━━━ Material to process

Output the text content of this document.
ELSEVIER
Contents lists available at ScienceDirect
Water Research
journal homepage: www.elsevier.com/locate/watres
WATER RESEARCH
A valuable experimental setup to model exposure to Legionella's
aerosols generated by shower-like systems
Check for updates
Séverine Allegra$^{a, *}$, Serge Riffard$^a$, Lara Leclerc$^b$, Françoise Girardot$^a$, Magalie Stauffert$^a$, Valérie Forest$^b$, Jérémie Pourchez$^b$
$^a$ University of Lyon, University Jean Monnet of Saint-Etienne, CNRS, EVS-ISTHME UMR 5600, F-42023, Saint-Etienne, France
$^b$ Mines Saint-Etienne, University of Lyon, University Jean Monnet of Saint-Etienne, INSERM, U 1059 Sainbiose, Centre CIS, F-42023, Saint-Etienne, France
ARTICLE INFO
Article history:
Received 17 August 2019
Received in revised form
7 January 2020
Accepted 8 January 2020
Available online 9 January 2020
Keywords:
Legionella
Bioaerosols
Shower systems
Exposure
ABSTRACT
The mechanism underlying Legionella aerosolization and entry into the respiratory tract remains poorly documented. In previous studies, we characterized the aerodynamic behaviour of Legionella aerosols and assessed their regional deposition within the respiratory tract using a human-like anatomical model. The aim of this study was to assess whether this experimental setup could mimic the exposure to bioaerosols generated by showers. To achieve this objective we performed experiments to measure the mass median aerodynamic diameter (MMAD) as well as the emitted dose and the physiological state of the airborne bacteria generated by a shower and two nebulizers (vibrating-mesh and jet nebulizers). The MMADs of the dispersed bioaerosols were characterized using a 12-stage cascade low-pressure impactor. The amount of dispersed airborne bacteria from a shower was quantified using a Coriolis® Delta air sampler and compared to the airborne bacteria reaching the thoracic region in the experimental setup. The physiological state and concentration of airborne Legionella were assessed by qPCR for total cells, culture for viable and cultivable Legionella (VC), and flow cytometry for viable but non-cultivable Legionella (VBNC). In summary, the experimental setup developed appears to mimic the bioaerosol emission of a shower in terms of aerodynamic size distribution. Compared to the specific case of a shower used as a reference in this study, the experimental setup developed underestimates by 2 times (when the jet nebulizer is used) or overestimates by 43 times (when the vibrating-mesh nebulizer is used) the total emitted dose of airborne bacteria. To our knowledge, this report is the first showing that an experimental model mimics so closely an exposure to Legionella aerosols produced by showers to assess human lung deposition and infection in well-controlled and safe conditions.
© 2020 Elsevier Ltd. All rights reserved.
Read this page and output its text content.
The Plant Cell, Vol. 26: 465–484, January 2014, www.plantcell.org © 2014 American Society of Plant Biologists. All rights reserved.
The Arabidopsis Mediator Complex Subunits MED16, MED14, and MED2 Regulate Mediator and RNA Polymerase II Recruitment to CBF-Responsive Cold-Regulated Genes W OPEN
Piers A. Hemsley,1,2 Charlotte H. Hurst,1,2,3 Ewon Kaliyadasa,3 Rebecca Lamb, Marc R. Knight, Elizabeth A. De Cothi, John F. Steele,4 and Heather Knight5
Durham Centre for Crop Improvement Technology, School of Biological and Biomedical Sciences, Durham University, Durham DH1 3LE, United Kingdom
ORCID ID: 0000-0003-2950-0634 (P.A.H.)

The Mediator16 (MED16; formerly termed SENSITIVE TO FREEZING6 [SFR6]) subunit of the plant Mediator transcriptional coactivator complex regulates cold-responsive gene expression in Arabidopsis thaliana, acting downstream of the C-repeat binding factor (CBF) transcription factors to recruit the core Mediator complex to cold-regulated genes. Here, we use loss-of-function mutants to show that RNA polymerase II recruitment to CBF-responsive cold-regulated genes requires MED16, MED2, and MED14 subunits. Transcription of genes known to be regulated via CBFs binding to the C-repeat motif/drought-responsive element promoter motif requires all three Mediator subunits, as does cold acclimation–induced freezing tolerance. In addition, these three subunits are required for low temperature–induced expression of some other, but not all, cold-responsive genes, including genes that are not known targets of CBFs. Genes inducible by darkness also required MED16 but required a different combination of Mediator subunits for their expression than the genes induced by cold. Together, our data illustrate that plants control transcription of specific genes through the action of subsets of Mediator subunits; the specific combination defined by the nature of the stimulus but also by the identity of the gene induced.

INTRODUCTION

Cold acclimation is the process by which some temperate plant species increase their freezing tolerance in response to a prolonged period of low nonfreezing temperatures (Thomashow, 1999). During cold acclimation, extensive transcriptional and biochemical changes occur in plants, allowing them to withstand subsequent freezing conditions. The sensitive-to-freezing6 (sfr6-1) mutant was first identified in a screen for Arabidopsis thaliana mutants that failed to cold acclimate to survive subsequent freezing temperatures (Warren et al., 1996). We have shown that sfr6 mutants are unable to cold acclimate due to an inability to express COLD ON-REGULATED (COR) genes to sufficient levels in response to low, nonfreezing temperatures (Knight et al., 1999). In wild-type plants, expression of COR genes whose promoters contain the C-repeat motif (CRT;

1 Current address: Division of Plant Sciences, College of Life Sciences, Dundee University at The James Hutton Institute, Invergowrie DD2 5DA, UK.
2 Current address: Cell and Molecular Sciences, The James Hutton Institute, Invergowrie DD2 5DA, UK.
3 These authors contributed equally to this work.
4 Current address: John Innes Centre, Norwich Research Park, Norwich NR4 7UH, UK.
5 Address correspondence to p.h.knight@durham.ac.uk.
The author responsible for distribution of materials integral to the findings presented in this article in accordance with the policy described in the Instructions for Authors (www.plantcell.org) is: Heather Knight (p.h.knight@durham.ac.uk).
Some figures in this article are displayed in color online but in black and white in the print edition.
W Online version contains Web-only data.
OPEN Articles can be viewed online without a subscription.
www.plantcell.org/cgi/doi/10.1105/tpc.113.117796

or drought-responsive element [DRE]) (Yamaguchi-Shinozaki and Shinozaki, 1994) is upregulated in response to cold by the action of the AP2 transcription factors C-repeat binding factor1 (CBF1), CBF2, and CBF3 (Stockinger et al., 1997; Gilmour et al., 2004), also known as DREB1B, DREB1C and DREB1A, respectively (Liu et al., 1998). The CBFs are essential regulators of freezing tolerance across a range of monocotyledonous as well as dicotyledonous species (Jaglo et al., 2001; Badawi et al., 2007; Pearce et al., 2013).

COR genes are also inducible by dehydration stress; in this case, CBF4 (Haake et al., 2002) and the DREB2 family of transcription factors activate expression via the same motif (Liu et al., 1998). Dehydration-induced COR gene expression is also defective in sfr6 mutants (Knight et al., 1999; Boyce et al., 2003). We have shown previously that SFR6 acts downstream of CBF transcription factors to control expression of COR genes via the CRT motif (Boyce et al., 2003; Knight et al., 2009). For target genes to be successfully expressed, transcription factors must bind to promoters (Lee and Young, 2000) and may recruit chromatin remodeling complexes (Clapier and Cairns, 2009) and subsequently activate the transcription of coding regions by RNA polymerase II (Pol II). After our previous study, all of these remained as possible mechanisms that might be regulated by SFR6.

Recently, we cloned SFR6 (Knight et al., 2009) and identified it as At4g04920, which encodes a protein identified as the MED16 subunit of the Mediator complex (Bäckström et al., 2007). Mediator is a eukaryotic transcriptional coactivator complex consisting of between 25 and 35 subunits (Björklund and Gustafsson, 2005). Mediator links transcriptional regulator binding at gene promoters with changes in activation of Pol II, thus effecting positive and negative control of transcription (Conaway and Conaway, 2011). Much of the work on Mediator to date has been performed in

━━━━━━

(Activity)
Exactly as they appear above, write out all of the lines.

(Exercise result)
Output the text content of this document.
ELSEVIER
Contents lists available at ScienceDirect
Water Research
journal homepage: www.elsevier.com/locate/watres
WATER RESEARCH
A valuable experimental setup to model exposure to Legionella's
aerosols generated by shower-like systems
Check for updates
Séverine Allegra$^{a, *}$, Serge Riffard$^a$, Lara Leclerc$^b$, Françoise Girardot$^a$, Magalie Stauffert$^a$, Valérie Forest$^b$, Jérémie Pourchez$^b$
$^a$ University of Lyon, University Jean Monnet of Saint-Etienne, CNRS, EVS-ISTHME UMR 5600, F-42023, Saint-Etienne, France
$^b$ Mines Saint-Etienne, University of Lyon, University Jean Monnet of Saint-Etienne, INSERM, U 1059 Sainbiose, Centre CIS, F-42023, Saint-Etienne, France
ARTICLE INFO
Article history:
Received 17 August 2019
Received in revised form
7 January 2020
Accepted 8 January 2020
Available online 9 January 2020
Keywords:
Legionella
Bioaerosols
Shower systems
Exposure
ABSTRACT
The mechanism underlying Legionella aerosolization and entry into the respiratory tract remains poorly documented. In previous studies, we characterized the aerodynamic behaviour of Legionella aerosols and assessed their regional deposition within the respiratory tract using a human-like anatomical model. The aim of this study was to assess whether this experimental setup could mimic the exposure to bioaerosols generated by showers. To achieve this objective we performed experiments to measure the mass median aerodynamic diameter (MMAD) as well as the emitted dose and the physiological state of the airborne bacteria generated by a shower and two nebulizers (vibrating-mesh and jet nebulizers). The MMADs of the dispersed bioaerosols were characterized using a 12-stage cascade low-pressure impactor. The amount of dispersed airborne bacteria from a shower was quantified using a Coriolis® Delta air sampler and compared to the airborne bacteria reaching the thoracic region in the experimental setup. The physiological state and concentration of airborne Legionella were assessed by qPCR for total cells, culture for viable and cultivable Legionella (VC), and flow cytometry for viable but non-cultivable Legionella (VBNC). In summary, the experimental setup developed appears to mimic the bioaerosol emission of a shower in terms of aerodynamic size distribution. Compared to the specific case of a shower used as a reference in this study, the experimental setup developed underestimates by 2 times (when the jet nebulizer is used) or overestimates by 43 times (when the vibrating-mesh nebulizer is used) the total emitted dose of airborne bacteria. To our knowledge, this report is the first showing that an experimental model mimics so closely an exposure to Legionella aerosols produced by showers to assess human lung deposition and infection in well-controlled and safe conditions.
© 2020 Elsevier Ltd. All rights reserved.
Read this page and output its text content.
The Plant Cell, Vol. 26: 465–484, January 2014, www.plantcell.org © 2014 American Society of Plant Biologists. All rights reserved.
The Arabidopsis Mediator Complex Subunits MED16, MED14, and MED2 Regulate Mediator and RNA Polymerase II Recruitment to CBF-Responsive Cold-Regulated Genes W OPEN
Piers A. Hemsley,1,2 Charlotte H. Hurst,1,2,3 Ewon Kaliyadasa,3 Rebecca Lamb, Marc R. Knight, Elizabeth A. De Cothi, John F. Steele,4 and Heather Knight5
Durham Centre for Crop Improvement Technology, School of Biological and Biomedical Sciences, Durham University, Durham DH1 3LE, United Kingdom
ORCID ID: 0000-0003-2950-0634 (P.A.H.)

The Mediator16 (MED16; formerly termed SENSITIVE TO FREEZING6 [SFR6]) subunit of the plant Mediator transcriptional coactivator complex regulates cold-responsive gene expression in Arabidopsis thaliana, acting downstream of the C-repeat binding factor (CBF) transcription factors to recruit the core Mediator complex to cold-regulated genes. Here, we use loss-of-function mutants to show that RNA polymerase II recruitment to CBF-responsive cold-regulated genes requires MED16, MED2, and MED14 subunits. Transcription of genes known to be regulated via CBFs binding to the C-repeat motif/drought-responsive element promoter motif requires all three Mediator subunits, as does cold acclimation–induced freezing tolerance. In addition, these three subunits are required for low temperature–induced expression of some other, but not all, cold-responsive genes, including genes that are not known targets of CBFs. Genes inducible by darkness also required MED16 but required a different combination of Mediator subunits for their expression than the genes induced by cold. Together, our data illustrate that plants control transcription of specific genes through the action of subsets of Mediator subunits; the specific combination defined by the nature of the stimulus but also by the identity of the gene induced.

INTRODUCTION

Cold acclimation is the process by which some temperate plant species increase their freezing tolerance in response to a prolonged period of low nonfreezing temperatures (Thomashow, 1999). During cold acclimation, extensive transcriptional and biochemical changes occur in plants, allowing them to withstand subsequent freezing conditions. The sensitive-to-freezing6 (sfr6-1) mutant was first identified in a screen for Arabidopsis thaliana mutants that failed to cold acclimate to survive subsequent freezing temperatures (Warren et al., 1996). We have shown that sfr6 mutants are unable to cold acclimate due to an inability to express COLD ON-REGULATED (COR) genes to sufficient levels in response to low, nonfreezing temperatures (Knight et al., 1999). In wild-type plants, expression of COR genes whose promoters contain the C-repeat motif (CRT;

1 Current address: Division of Plant Sciences, College of Life Sciences, Dundee University at The James Hutton Institute, Invergowrie DD2 5DA, UK.
2 Current address: Cell and Molecular Sciences, The James Hutton Institute, Invergowrie DD2 5DA, UK.
3 These authors contributed equally to this work.
4 Current address: John Innes Centre, Norwich Research Park, Norwich NR4 7UH, UK.
5 Address correspondence to p.h.knight@durham.ac.uk.
The author responsible for distribution of materials integral to the findings presented in this article in accordance with the policy described in the Instructions for Authors (www.plantcell.org) is: Heather Knight (p.h.knight@durham.ac.uk).
Some figures in this article are displayed in color online but in black and white in the print edition.
W Online version contains Web-only data.
OPEN Articles can be viewed online without a subscription.
www.plantcell.org/cgi/doi/10.1105/tpc.113.117796

or drought-responsive element [DRE]) (Yamaguchi-Shinozaki and Shinozaki, 1994) is upregulated in response to cold by the action of the AP2 transcription factors C-repeat binding factor1 (CBF1), CBF2, and CBF3 (Stockinger et al., 1997; Gilmour et al., 2004), also known as DREB1B, DREB1C and DREB1A, respectively (Liu et al., 1998). The CBFs are essential regulators of freezing tolerance across a range of monocotyledonous as well as dicotyledonous species (Jaglo et al., 2001; Badawi et al., 2007; Pearce et al., 2013).

COR genes are also inducible by dehydration stress; in this case, CBF4 (Haake et al., 2002) and the DREB2 family of transcription factors activate expression via the same motif (Liu et al., 1998). Dehydration-induced COR gene expression is also defective in sfr6 mutants (Knight et al., 1999; Boyce et al., 2003). We have shown previously that SFR6 acts downstream of CBF transcription factors to control expression of COR genes via the CRT motif (Boyce et al., 2003; Knight et al., 2009). For target genes to be successfully expressed, transcription factors must bind to promoters (Lee and Young, 2000) and may recruit chromatin remodeling complexes (Clapier and Cairns, 2009) and subsequently activate the transcription of coding regions by RNA polymerase II (Pol II). After our previous study, all of these remained as possible mechanisms that might be regulated by SFR6.

Recently, we cloned SFR6 (Knight et al., 2009) and identified it as At4g04920, which encodes a protein identified as the MED16 subunit of the Mediator complex (Bäckström et al., 2007). Mediator is a eukaryotic transcriptional coactivator complex consisting of between 25 and 35 subunits (Björklund and Gustafsson, 2005). Mediator links transcriptional regulator binding at gene promoters with changes in activation of Pol II, thus effecting positive and negative control of transcription (Conaway and Conaway, 2011). Much of the work on Mediator to date has been performed in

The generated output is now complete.